→ **WHAT IS NEEDED**: Write the entries below out again exactly; any picture in them stays out.

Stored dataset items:
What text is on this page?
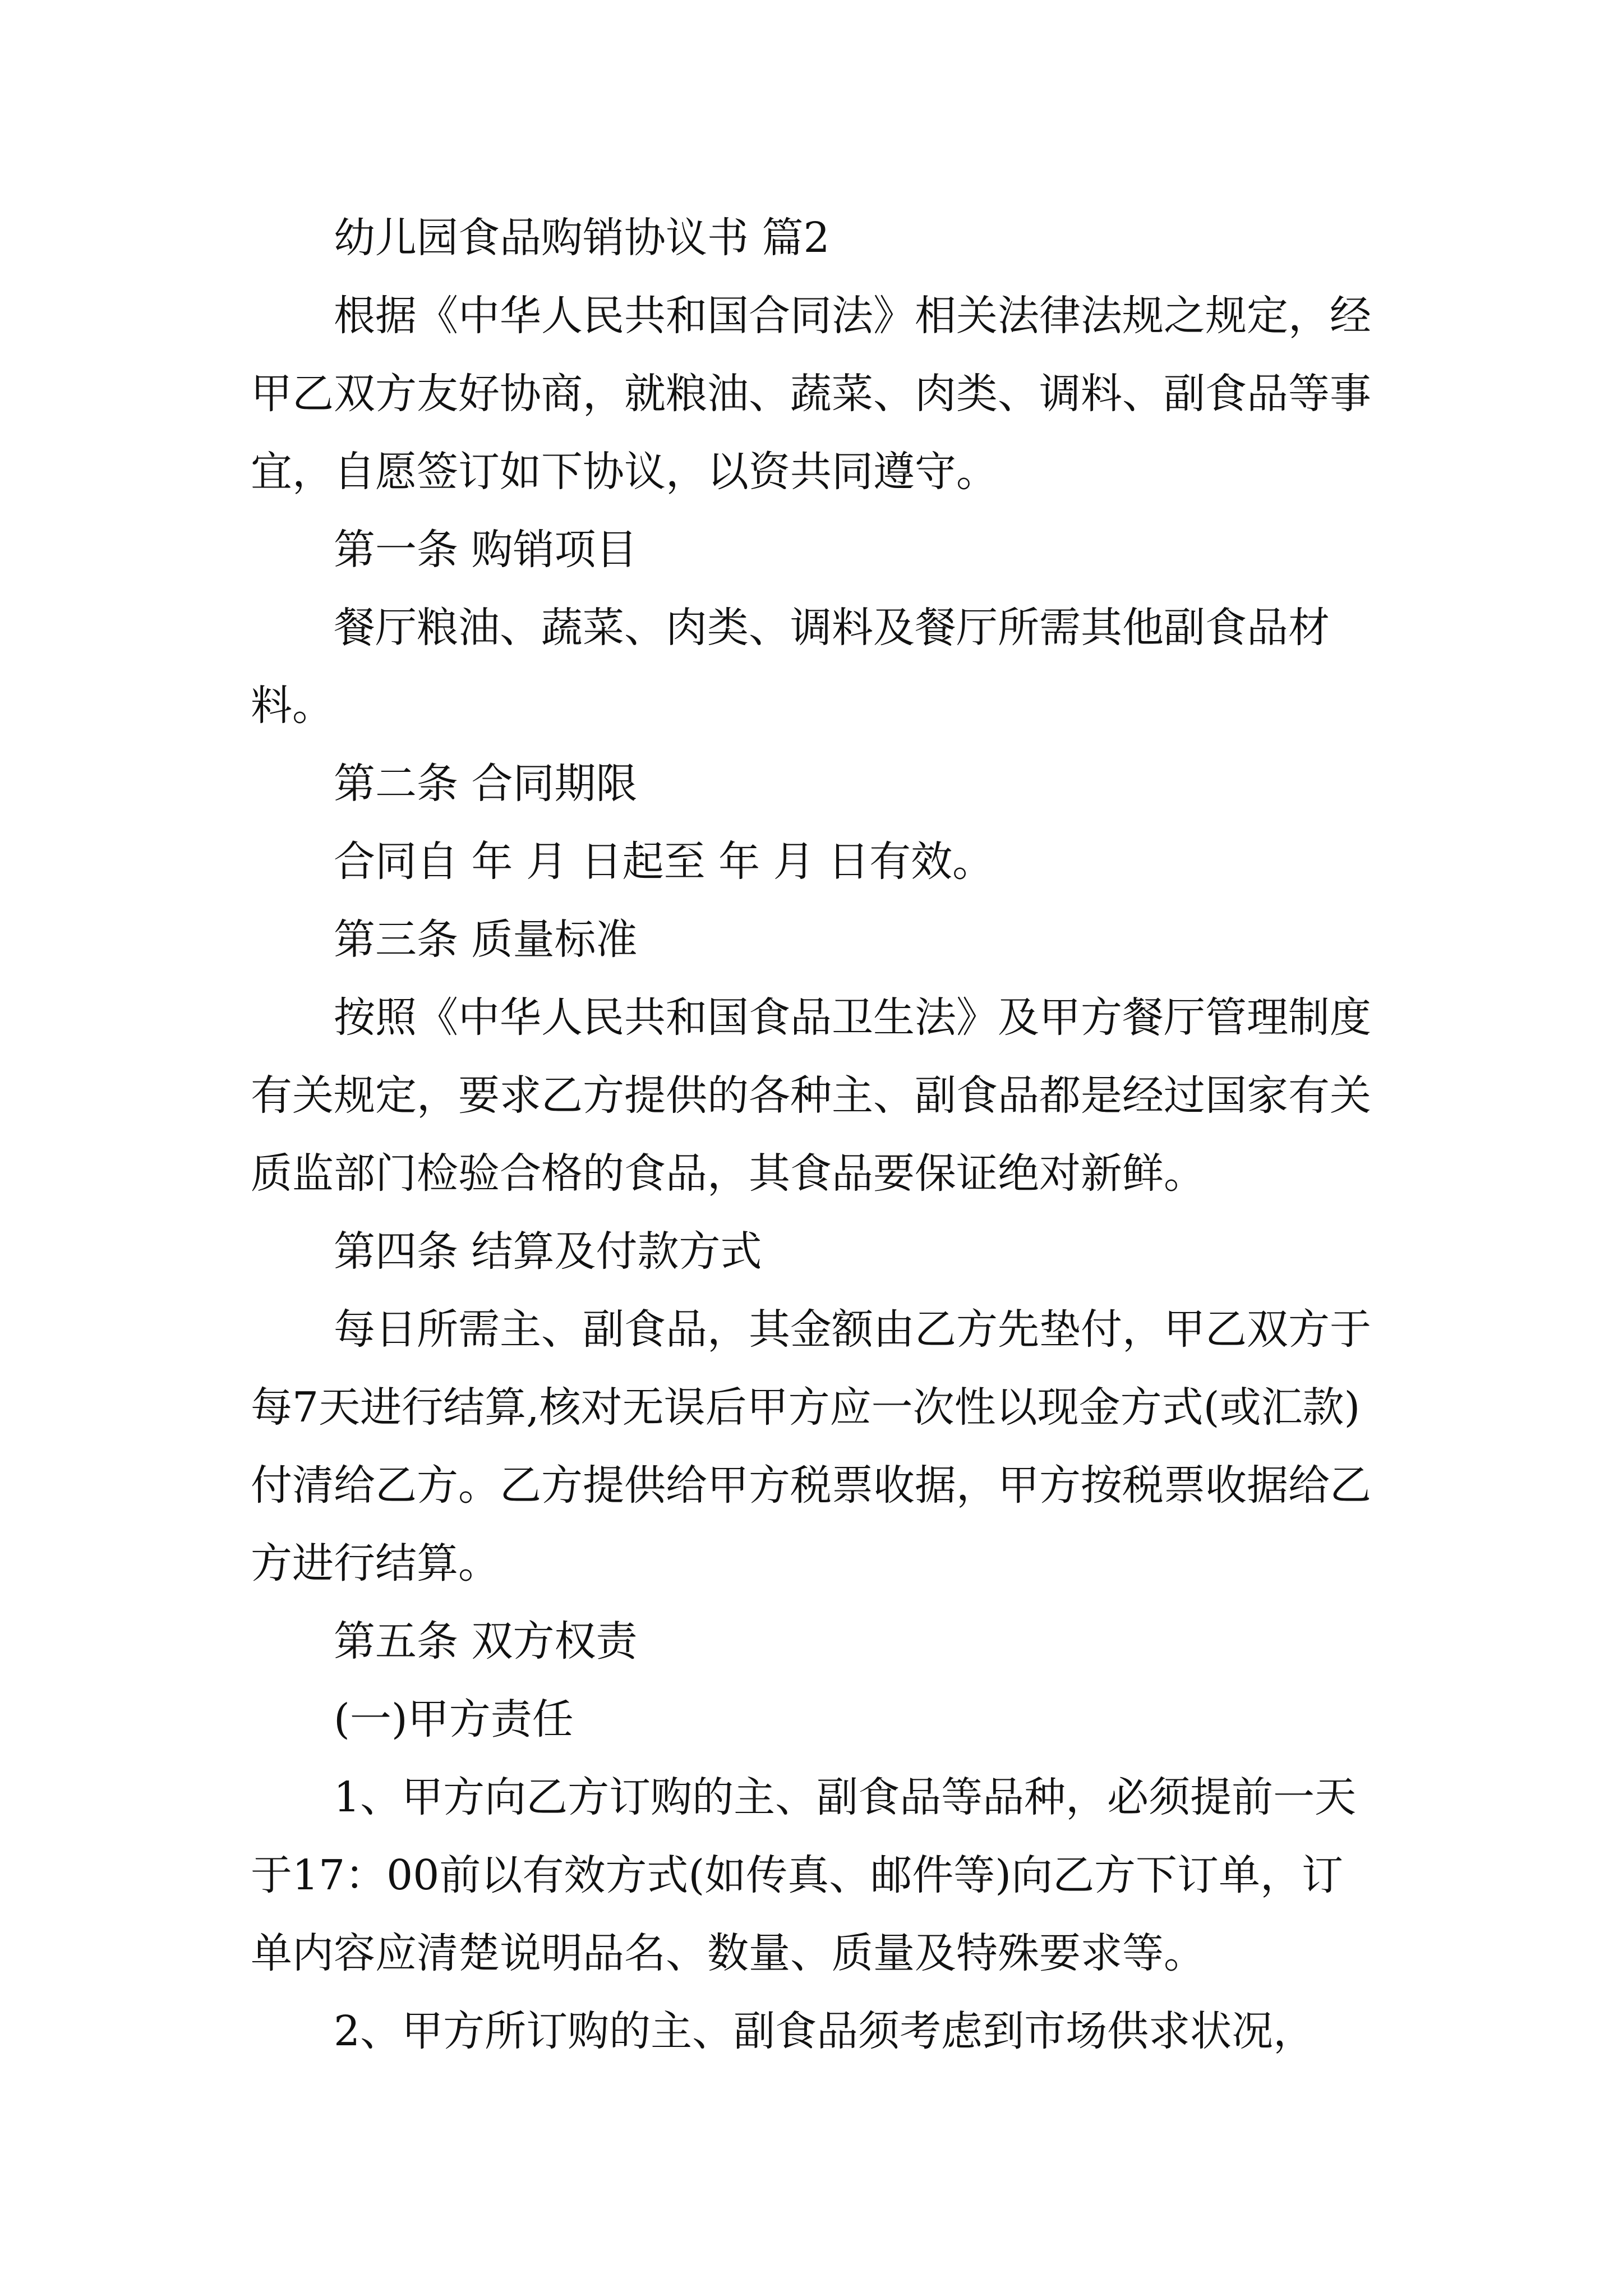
幼儿园食品购销协议书 篇2

根据《中华人民共和国合同法》相关法律法规之规定，经甲乙双方友好协商，就粮油、蔬菜、肉类、调料、副食品等事宜，自愿签订如下协议，以资共同遵守。

第一条 购销项目

餐厅粮油、蔬菜、肉类、调料及餐厅所需其他副食品材料。

第二条 合同期限

合同自 年 月 日起至 年 月 日有效。

第三条 质量标准

按照《中华人民共和国食品卫生法》及甲方餐厅管理制度有关规定，要求乙方提供的各种主、副食品都是经过国家有关质监部门检验合格的食品，其食品要保证绝对新鲜。

第四条 结算及付款方式

每日所需主、副食品，其金额由乙方先垫付，甲乙双方于每7天进行结算,核对无误后甲方应一次性以现金方式(或汇款)付清给乙方。乙方提供给甲方税票收据，甲方按税票收据给乙方进行结算。

第五条 双方权责

(一)甲方责任

1、甲方向乙方订购的主、副食品等品种，必须提前一天于17：00前以有效方式(如传真、邮件等)向乙方下订单，订单内容应清楚说明品名、数量、质量及特殊要求等。

2、甲方所订购的主、副食品须考虑到市场供求状况，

→ **FULL SOLUTION**:
What text is on this page?
幼儿园食品购销协议书 篇2

根据《中华人民共和国合同法》相关法律法规之规定，经甲乙双方友好协商，就粮油、蔬菜、肉类、调料、副食品等事宜，自愿签订如下协议，以资共同遵守。

第一条 购销项目

餐厅粮油、蔬菜、肉类、调料及餐厅所需其他副食品材料。

第二条 合同期限

合同自 年 月 日起至 年 月 日有效。

第三条 质量标准

按照《中华人民共和国食品卫生法》及甲方餐厅管理制度有关规定，要求乙方提供的各种主、副食品都是经过国家有关质监部门检验合格的食品，其食品要保证绝对新鲜。

第四条 结算及付款方式

每日所需主、副食品，其金额由乙方先垫付，甲乙双方于每7天进行结算,核对无误后甲方应一次性以现金方式(或汇款)付清给乙方。乙方提供给甲方税票收据，甲方按税票收据给乙方进行结算。

第五条 双方权责

(一)甲方责任

1、甲方向乙方订购的主、副食品等品种，必须提前一天于17：00前以有效方式(如传真、邮件等)向乙方下订单，订单内容应清楚说明品名、数量、质量及特殊要求等。

2、甲方所订购的主、副食品须考虑到市场供求状况，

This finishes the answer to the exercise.